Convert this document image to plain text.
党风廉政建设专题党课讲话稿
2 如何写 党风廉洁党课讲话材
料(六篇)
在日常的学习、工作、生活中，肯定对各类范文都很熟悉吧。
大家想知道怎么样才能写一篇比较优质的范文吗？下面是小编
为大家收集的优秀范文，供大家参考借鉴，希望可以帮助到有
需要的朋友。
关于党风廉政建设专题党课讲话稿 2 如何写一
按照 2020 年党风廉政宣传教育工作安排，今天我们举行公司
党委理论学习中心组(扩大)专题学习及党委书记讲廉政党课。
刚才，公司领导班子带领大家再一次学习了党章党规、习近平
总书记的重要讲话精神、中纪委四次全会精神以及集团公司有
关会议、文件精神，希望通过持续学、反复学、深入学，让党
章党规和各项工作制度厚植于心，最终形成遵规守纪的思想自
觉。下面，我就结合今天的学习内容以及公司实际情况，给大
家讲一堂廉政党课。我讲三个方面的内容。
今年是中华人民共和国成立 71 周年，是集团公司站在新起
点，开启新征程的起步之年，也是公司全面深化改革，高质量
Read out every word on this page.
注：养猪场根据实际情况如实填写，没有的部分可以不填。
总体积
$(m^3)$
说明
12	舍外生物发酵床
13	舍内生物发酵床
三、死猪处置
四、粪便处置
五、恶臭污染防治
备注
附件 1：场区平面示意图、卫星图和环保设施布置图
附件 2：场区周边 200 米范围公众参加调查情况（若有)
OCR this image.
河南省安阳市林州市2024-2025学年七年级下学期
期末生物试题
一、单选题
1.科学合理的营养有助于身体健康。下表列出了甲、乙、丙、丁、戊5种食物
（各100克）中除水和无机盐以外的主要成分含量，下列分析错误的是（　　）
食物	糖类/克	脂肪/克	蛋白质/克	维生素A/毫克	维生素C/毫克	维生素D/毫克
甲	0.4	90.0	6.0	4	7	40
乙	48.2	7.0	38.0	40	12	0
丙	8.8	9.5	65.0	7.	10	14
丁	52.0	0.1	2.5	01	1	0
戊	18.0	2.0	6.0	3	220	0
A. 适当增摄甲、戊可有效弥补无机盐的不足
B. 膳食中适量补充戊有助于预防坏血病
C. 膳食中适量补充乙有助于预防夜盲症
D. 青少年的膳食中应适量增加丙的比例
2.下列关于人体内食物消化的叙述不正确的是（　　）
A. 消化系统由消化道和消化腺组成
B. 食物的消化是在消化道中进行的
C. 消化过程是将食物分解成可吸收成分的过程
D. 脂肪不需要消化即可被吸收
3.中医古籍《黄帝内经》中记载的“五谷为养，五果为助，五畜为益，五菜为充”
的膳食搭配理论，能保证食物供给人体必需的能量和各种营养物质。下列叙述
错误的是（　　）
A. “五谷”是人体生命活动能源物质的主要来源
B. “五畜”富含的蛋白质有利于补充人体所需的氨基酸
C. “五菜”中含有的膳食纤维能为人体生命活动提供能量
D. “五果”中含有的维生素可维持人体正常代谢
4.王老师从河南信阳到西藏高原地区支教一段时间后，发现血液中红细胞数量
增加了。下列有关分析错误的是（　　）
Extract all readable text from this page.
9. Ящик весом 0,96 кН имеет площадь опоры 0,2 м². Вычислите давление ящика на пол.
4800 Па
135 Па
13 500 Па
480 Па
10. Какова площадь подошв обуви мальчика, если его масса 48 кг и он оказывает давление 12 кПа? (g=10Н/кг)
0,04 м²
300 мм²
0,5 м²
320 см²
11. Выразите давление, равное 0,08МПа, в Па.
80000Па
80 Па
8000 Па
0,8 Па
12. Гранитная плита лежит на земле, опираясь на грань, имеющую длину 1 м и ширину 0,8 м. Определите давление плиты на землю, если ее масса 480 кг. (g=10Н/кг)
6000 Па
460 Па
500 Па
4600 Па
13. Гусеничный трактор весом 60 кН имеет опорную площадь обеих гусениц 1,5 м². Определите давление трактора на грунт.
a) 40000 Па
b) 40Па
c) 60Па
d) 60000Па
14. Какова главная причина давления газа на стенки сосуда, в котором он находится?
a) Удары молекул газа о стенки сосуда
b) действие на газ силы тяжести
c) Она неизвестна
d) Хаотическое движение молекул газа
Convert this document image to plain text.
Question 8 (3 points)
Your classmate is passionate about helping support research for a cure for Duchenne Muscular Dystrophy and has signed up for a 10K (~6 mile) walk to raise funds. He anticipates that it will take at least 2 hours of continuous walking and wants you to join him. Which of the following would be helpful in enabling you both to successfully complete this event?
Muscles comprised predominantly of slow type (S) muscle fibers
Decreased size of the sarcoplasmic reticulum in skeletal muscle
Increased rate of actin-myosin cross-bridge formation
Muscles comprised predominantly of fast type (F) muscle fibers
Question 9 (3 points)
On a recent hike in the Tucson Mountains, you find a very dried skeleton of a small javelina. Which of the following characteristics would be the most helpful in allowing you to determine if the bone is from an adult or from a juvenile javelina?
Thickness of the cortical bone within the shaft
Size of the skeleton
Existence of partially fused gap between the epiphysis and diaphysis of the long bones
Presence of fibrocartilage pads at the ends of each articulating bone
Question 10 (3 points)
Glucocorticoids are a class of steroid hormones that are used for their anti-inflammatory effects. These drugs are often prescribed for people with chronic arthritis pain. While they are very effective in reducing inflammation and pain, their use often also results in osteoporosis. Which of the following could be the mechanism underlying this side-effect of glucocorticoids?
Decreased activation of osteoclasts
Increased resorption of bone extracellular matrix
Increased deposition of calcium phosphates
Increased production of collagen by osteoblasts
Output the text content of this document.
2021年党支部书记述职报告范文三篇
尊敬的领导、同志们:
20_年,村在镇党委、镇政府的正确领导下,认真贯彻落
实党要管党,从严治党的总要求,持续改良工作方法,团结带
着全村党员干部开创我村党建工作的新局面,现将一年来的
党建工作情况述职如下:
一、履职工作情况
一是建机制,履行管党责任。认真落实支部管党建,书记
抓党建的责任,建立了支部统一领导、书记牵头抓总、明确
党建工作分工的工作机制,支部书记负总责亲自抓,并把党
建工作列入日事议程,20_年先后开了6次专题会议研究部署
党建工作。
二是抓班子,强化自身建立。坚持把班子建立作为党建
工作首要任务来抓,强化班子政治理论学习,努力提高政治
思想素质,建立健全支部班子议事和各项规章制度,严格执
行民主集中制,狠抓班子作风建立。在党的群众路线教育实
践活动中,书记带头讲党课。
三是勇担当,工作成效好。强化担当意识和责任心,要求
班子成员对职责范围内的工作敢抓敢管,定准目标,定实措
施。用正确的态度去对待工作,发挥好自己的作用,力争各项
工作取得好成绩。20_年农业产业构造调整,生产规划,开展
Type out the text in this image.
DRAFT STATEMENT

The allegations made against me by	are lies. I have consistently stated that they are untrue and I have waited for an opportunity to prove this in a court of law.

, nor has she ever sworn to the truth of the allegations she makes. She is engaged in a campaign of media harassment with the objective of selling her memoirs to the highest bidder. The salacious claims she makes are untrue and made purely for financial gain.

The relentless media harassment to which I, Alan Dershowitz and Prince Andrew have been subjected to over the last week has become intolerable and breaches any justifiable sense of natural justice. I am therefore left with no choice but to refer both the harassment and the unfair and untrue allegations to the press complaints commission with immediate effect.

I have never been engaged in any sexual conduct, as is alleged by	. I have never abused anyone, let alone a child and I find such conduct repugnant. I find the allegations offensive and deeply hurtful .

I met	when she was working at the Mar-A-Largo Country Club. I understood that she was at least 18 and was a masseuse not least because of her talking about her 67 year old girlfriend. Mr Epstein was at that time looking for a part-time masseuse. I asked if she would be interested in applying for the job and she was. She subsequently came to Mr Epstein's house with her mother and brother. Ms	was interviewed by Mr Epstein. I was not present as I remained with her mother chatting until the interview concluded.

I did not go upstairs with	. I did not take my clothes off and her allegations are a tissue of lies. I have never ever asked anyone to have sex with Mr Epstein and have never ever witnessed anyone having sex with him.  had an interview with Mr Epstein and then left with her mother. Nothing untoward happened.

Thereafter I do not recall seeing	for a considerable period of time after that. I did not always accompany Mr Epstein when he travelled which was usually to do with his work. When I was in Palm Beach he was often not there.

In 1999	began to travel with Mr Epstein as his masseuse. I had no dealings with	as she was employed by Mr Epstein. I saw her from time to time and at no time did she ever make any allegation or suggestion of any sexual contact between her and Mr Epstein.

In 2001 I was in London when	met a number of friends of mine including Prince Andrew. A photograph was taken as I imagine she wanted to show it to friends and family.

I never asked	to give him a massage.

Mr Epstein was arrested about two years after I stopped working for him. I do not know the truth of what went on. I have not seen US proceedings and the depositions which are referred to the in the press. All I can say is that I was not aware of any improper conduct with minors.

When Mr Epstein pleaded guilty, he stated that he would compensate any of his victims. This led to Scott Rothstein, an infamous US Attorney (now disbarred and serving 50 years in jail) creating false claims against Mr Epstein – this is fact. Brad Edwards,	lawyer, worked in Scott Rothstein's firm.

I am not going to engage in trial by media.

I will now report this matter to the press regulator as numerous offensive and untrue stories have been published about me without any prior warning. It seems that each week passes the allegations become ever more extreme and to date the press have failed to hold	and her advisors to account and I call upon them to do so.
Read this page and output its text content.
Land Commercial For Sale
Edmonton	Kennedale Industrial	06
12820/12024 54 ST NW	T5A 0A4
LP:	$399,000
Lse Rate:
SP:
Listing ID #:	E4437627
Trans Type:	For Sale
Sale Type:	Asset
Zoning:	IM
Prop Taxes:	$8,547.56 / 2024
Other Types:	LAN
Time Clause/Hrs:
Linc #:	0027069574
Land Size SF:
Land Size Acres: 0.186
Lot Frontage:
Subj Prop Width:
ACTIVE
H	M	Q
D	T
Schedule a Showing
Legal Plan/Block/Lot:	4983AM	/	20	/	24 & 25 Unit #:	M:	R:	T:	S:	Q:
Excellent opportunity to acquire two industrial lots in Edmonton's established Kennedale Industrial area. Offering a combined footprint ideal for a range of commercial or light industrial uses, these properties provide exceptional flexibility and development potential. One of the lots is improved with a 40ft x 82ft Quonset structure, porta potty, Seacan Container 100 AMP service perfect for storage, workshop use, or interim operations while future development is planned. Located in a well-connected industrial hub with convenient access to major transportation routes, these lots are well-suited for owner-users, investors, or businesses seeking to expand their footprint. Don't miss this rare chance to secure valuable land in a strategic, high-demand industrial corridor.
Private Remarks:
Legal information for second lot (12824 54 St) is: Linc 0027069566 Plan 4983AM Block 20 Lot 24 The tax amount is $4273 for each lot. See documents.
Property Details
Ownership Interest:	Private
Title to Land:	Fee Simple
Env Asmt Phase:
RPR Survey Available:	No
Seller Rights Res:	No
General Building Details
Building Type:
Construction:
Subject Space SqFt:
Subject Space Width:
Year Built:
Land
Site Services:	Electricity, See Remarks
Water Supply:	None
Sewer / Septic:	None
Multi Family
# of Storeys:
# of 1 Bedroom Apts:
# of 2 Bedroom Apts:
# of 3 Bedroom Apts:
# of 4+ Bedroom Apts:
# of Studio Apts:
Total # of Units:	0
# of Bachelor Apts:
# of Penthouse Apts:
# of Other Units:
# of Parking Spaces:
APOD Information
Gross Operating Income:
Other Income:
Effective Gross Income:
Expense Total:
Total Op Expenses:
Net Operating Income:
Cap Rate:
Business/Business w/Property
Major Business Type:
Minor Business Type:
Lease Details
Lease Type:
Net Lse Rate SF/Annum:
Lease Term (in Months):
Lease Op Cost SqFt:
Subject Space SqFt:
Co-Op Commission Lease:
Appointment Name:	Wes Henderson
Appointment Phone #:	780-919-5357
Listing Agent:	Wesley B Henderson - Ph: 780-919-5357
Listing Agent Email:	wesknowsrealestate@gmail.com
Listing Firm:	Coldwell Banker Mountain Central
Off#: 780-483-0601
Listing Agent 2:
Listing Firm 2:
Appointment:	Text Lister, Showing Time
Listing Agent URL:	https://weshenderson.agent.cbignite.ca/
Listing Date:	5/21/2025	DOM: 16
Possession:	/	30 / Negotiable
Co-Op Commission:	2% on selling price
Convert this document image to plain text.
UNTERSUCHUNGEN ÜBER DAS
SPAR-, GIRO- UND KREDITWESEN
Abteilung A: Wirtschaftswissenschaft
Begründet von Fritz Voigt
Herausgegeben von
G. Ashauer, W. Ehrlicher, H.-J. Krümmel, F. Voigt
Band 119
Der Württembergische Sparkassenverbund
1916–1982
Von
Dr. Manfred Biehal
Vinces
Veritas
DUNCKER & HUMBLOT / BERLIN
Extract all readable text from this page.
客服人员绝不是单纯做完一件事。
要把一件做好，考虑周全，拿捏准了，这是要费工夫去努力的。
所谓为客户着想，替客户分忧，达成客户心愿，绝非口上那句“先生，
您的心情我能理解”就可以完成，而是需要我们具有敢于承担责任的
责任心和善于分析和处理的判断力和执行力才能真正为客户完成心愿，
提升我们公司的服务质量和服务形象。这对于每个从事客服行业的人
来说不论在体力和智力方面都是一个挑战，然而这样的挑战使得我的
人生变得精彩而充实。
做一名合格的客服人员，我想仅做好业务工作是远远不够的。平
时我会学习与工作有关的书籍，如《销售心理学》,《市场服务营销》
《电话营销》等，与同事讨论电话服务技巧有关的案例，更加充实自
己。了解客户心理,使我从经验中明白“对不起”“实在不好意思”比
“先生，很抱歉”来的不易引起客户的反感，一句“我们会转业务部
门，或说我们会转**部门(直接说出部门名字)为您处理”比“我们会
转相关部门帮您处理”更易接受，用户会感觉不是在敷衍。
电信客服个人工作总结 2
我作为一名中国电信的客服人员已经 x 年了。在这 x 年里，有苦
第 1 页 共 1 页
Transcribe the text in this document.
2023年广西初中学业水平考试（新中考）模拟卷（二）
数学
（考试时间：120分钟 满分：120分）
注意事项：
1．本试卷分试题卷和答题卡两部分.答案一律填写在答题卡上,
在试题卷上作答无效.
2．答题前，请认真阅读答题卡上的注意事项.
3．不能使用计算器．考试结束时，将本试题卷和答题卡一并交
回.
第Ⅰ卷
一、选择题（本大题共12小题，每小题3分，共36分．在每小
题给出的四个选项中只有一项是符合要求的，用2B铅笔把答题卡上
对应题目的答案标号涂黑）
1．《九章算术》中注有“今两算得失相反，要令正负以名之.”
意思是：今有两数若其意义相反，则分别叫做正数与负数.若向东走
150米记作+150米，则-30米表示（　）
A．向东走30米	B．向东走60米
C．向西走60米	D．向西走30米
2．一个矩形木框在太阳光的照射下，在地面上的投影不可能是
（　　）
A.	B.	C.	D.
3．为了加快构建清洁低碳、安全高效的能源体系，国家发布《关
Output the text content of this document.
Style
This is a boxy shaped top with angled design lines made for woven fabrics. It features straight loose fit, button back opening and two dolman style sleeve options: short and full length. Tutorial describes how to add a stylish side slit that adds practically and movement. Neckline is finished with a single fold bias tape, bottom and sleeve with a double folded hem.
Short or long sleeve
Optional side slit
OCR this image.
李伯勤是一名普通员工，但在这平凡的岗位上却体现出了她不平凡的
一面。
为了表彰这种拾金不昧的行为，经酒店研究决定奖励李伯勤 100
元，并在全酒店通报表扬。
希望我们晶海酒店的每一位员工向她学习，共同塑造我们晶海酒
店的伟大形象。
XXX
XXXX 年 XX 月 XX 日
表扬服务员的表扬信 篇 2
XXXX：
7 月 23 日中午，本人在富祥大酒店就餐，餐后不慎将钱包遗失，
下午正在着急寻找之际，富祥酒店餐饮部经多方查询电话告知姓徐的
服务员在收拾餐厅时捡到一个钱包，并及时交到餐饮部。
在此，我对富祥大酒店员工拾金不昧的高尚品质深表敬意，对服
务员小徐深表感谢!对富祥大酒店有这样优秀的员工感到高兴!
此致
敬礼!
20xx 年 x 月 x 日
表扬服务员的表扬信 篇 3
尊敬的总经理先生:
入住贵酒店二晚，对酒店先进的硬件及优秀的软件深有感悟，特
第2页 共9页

════════════════

_Task_
Above are the records. Identify each line that contains the word "comprised".

_Exercise output_
Muscles comprised predominantly of slow type (S) muscle fibers
Muscles comprised predominantly of fast type (F) muscle fibers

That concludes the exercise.